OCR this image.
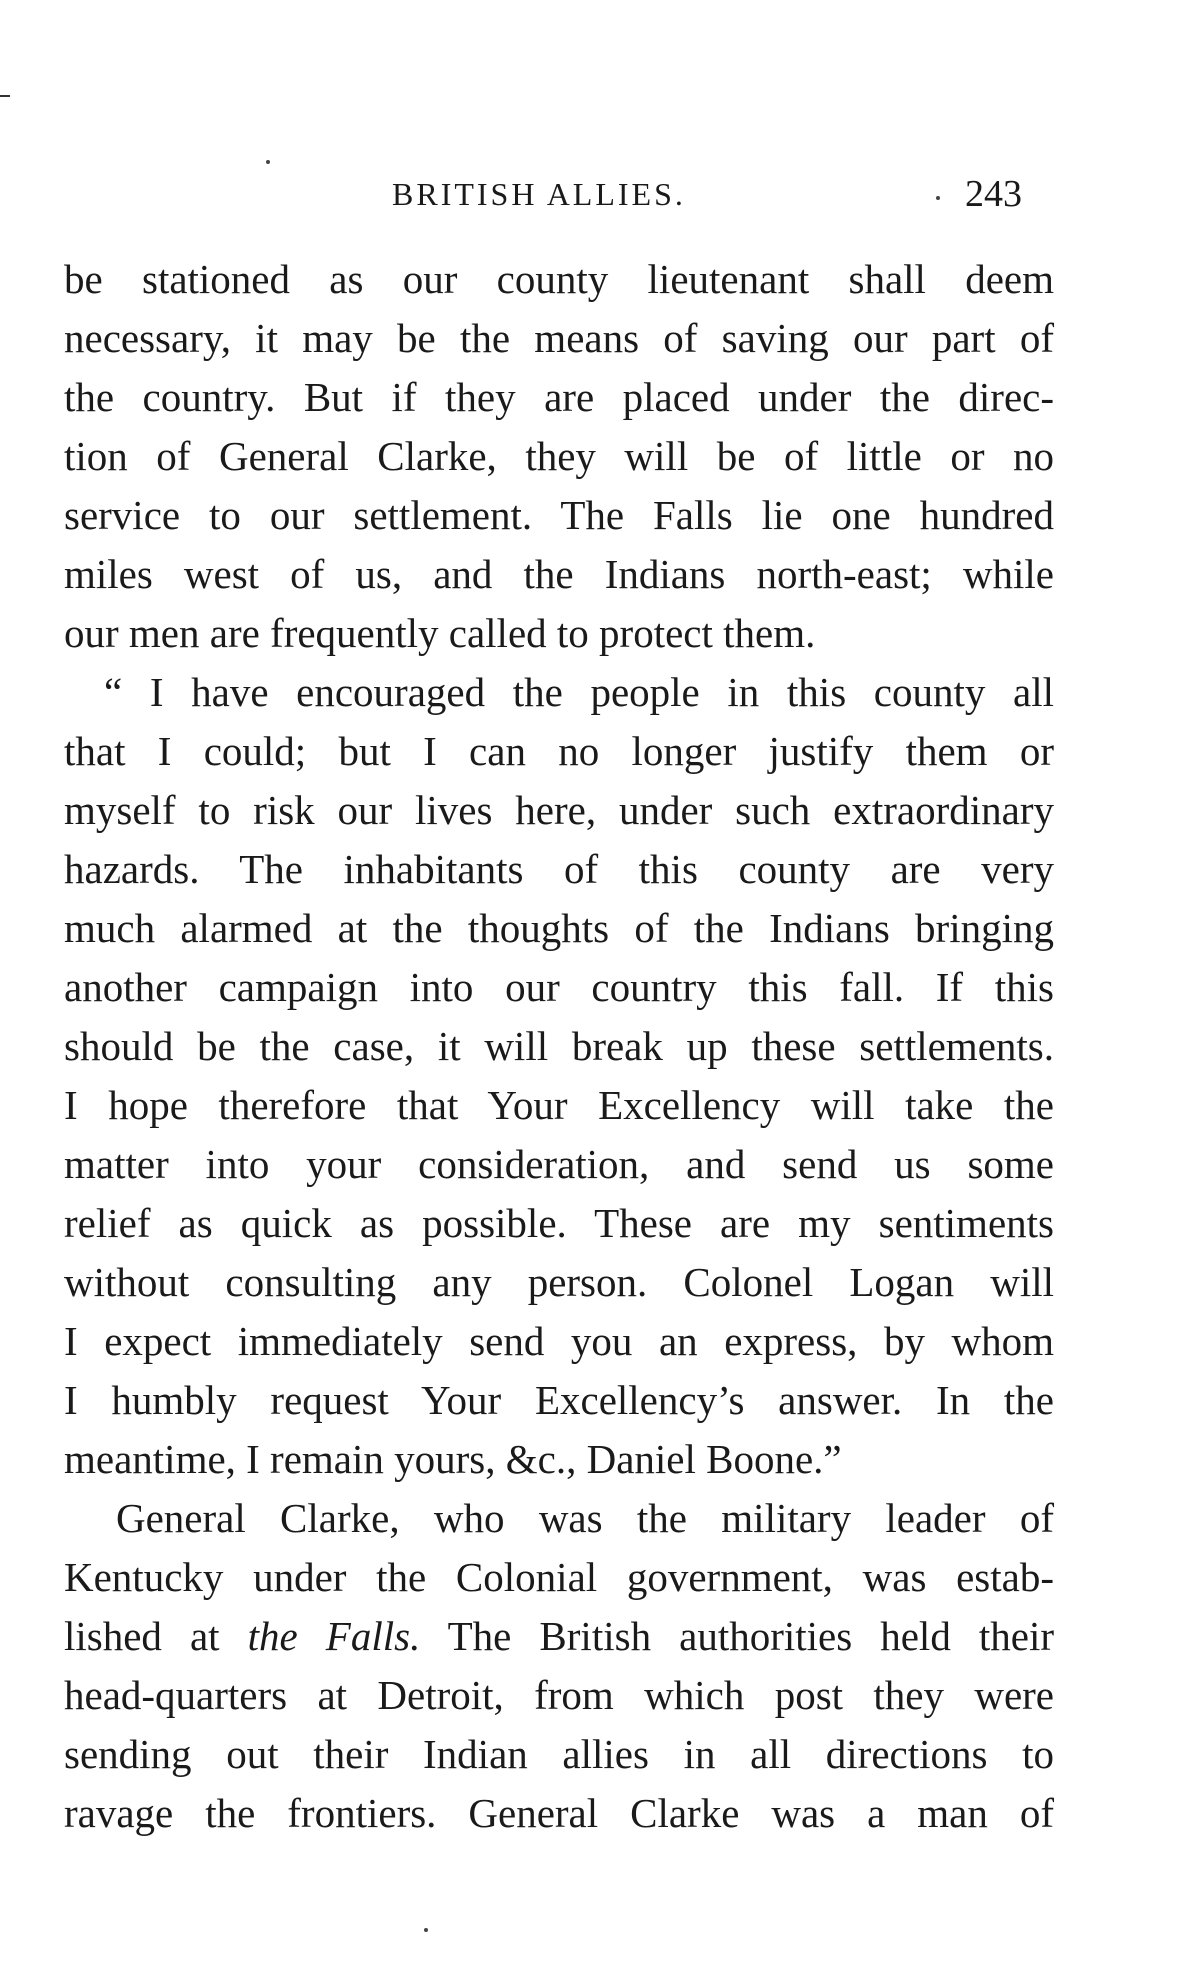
BRITISH ALLIES.	243
be stationed as our county lieutenant shall deem
necessary, it may be the means of saving our part of
the country. But if they are placed under the direc-
tion of General Clarke, they will be of little or no
service to our settlement. The Falls lie one hundred
miles west of us, and the Indians north-east; while
our men are frequently called to protect them.
“ I have encouraged the people in this county all
that I could; but I can no longer justify them or
myself to risk our lives here, under such extraordinary
hazards. The inhabitants of this county are very
much alarmed at the thoughts of the Indians bringing
another campaign into our country this fall. If this
should be the case, it will break up these settlements.
I hope therefore that Your Excellency will take the
matter into your consideration, and send us some
relief as quick as possible. These are my sentiments
without consulting any person. Colonel Logan will
I expect immediately send you an express, by whom
I humbly request Your Excellency’s answer. In the
meantime, I remain yours, &c., Daniel Boone.”
General Clarke, who was the military leader of
Kentucky under the Colonial government, was estab-
lished at the Falls. The British authorities held their
head-quarters at Detroit, from which post they were
sending out their Indian allies in all directions to
ravage the frontiers. General Clarke was a man of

Task description = Find the word "Excellency" in the entries, and copy every line it shows up in.

Final result =
I hope therefore that Your Excellency will take the
I humbly request Your Excellency’s answer. In the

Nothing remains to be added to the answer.